Records

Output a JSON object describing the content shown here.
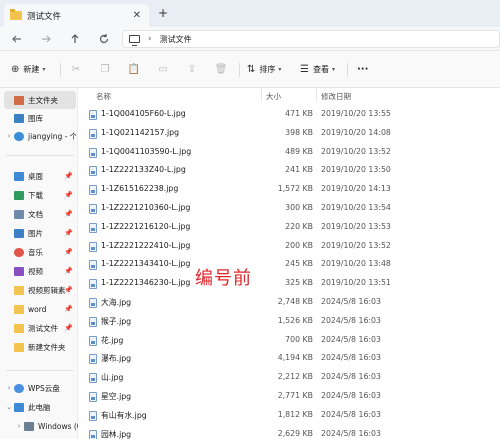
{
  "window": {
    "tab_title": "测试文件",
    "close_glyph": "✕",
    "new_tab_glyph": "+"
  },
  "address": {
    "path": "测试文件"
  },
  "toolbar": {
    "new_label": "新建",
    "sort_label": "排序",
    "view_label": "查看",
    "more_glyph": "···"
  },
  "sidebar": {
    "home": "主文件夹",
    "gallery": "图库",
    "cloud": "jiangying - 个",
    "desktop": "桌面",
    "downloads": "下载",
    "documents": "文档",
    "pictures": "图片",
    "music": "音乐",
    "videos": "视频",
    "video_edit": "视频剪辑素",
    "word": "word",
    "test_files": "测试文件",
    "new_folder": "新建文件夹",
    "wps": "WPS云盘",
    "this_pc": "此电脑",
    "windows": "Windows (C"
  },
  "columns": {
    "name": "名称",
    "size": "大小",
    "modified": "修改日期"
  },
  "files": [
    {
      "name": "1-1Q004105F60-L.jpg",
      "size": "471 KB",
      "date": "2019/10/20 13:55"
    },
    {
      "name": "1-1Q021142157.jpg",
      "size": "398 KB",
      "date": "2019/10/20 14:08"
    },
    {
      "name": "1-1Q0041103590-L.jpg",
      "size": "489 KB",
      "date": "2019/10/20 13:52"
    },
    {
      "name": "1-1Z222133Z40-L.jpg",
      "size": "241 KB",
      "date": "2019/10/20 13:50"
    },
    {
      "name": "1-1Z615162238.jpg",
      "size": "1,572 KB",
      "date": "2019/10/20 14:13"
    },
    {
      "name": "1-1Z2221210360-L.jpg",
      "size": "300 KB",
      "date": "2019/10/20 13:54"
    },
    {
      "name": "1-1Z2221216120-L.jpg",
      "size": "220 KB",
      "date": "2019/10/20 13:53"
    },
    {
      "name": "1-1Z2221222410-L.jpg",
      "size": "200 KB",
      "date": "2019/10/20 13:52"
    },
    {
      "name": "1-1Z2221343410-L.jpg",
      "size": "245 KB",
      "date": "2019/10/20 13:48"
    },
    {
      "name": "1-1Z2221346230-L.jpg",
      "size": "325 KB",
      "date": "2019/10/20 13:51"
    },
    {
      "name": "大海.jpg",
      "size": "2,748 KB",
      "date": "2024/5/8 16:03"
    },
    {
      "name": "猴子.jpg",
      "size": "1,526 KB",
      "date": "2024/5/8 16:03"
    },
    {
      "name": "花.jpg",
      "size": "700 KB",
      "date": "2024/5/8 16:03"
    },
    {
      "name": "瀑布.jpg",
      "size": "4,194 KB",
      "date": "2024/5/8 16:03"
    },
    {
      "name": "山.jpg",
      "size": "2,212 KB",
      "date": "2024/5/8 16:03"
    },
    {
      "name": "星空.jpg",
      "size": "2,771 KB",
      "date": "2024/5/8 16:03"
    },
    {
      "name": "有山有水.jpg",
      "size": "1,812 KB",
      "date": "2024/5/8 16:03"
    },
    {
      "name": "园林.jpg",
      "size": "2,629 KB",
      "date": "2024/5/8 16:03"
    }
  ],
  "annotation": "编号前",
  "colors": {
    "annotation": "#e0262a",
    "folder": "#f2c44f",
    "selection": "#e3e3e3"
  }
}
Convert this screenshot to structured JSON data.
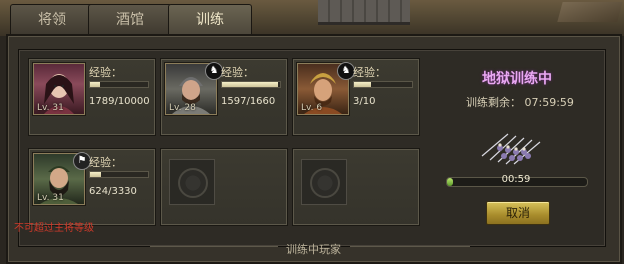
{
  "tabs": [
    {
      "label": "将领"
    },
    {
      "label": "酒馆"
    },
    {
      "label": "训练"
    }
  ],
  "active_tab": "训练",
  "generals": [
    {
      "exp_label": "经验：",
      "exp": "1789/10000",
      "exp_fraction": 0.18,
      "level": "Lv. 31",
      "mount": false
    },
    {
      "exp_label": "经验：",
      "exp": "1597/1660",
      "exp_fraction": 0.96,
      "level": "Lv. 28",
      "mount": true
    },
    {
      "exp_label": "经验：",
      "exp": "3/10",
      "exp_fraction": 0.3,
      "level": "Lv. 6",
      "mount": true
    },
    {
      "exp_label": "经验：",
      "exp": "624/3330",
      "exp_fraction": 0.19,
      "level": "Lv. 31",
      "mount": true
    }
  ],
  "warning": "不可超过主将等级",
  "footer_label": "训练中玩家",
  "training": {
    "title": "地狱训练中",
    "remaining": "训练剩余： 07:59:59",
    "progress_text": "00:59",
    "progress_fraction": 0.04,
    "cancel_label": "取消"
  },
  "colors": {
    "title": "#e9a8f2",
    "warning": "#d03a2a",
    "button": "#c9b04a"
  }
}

◆ EXERCISE INSTRUCTIONS
Write every entry out again exactly, dropping the pictures.

◆ FINAL RESULT
Output a JSON object describing the content shown here.
{
  "window": {
    "tab_title": "测试文件",
    "close_glyph": "✕",
    "new_tab_glyph": "+"
  },
  "address": {
    "path": "测试文件"
  },
  "toolbar": {
    "new_label": "新建",
    "sort_label": "排序",
    "view_label": "查看",
    "more_glyph": "···"
  },
  "sidebar": {
    "home": "主文件夹",
    "gallery": "图库",
    "cloud": "jiangying - 个",
    "desktop": "桌面",
    "downloads": "下载",
    "documents": "文档",
    "pictures": "图片",
    "music": "音乐",
    "videos": "视频",
    "video_edit": "视频剪辑素",
    "word": "word",
    "test_files": "测试文件",
    "new_folder": "新建文件夹",
    "wps": "WPS云盘",
    "this_pc": "此电脑",
    "windows": "Windows (C"
  },
  "columns": {
    "name": "名称",
    "size": "大小",
    "modified": "修改日期"
  },
  "files": [
    {
      "name": "1-1Q004105F60-L.jpg",
      "size": "471 KB",
      "date": "2019/10/20 13:55"
    },
    {
      "name": "1-1Q021142157.jpg",
      "size": "398 KB",
      "date": "2019/10/20 14:08"
    },
    {
      "name": "1-1Q0041103590-L.jpg",
      "size": "489 KB",
      "date": "2019/10/20 13:52"
    },
    {
      "name": "1-1Z222133Z40-L.jpg",
      "size": "241 KB",
      "date": "2019/10/20 13:50"
    },
    {
      "name": "1-1Z615162238.jpg",
      "size": "1,572 KB",
      "date": "2019/10/20 14:13"
    },
    {
      "name": "1-1Z2221210360-L.jpg",
      "size": "300 KB",
      "date": "2019/10/20 13:54"
    },
    {
      "name": "1-1Z2221216120-L.jpg",
      "size": "220 KB",
      "date": "2019/10/20 13:53"
    },
    {
      "name": "1-1Z2221222410-L.jpg",
      "size": "200 KB",
      "date": "2019/10/20 13:52"
    },
    {
      "name": "1-1Z2221343410-L.jpg",
      "size": "245 KB",
      "date": "2019/10/20 13:48"
    },
    {
      "name": "1-1Z2221346230-L.jpg",
      "size": "325 KB",
      "date": "2019/10/20 13:51"
    },
    {
      "name": "大海.jpg",
      "size": "2,748 KB",
      "date": "2024/5/8 16:03"
    },
    {
      "name": "猴子.jpg",
      "size": "1,526 KB",
      "date": "2024/5/8 16:03"
    },
    {
      "name": "花.jpg",
      "size": "700 KB",
      "date": "2024/5/8 16:03"
    },
    {
      "name": "瀑布.jpg",
      "size": "4,194 KB",
      "date": "2024/5/8 16:03"
    },
    {
      "name": "山.jpg",
      "size": "2,212 KB",
      "date": "2024/5/8 16:03"
    },
    {
      "name": "星空.jpg",
      "size": "2,771 KB",
      "date": "2024/5/8 16:03"
    },
    {
      "name": "有山有水.jpg",
      "size": "1,812 KB",
      "date": "2024/5/8 16:03"
    },
    {
      "name": "园林.jpg",
      "size": "2,629 KB",
      "date": "2024/5/8 16:03"
    }
  ],
  "annotation": "编号前",
  "colors": {
    "annotation": "#e0262a",
    "folder": "#f2c44f",
    "selection": "#e3e3e3"
  }
}
Convert this screenshot to structured JSON data.
{
  "tabs": [
    {
      "label": "将领"
    },
    {
      "label": "酒馆"
    },
    {
      "label": "训练"
    }
  ],
  "active_tab": "训练",
  "generals": [
    {
      "exp_label": "经验：",
      "exp": "1789/10000",
      "exp_fraction": 0.18,
      "level": "Lv. 31",
      "mount": false
    },
    {
      "exp_label": "经验：",
      "exp": "1597/1660",
      "exp_fraction": 0.96,
      "level": "Lv. 28",
      "mount": true
    },
    {
      "exp_label": "经验：",
      "exp": "3/10",
      "exp_fraction": 0.3,
      "level": "Lv. 6",
      "mount": true
    },
    {
      "exp_label": "经验：",
      "exp": "624/3330",
      "exp_fraction": 0.19,
      "level": "Lv. 31",
      "mount": true
    }
  ],
  "warning": "不可超过主将等级",
  "footer_label": "训练中玩家",
  "training": {
    "title": "地狱训练中",
    "remaining": "训练剩余： 07:59:59",
    "progress_text": "00:59",
    "progress_fraction": 0.04,
    "cancel_label": "取消"
  },
  "colors": {
    "title": "#e9a8f2",
    "warning": "#d03a2a",
    "button": "#c9b04a"
  }
}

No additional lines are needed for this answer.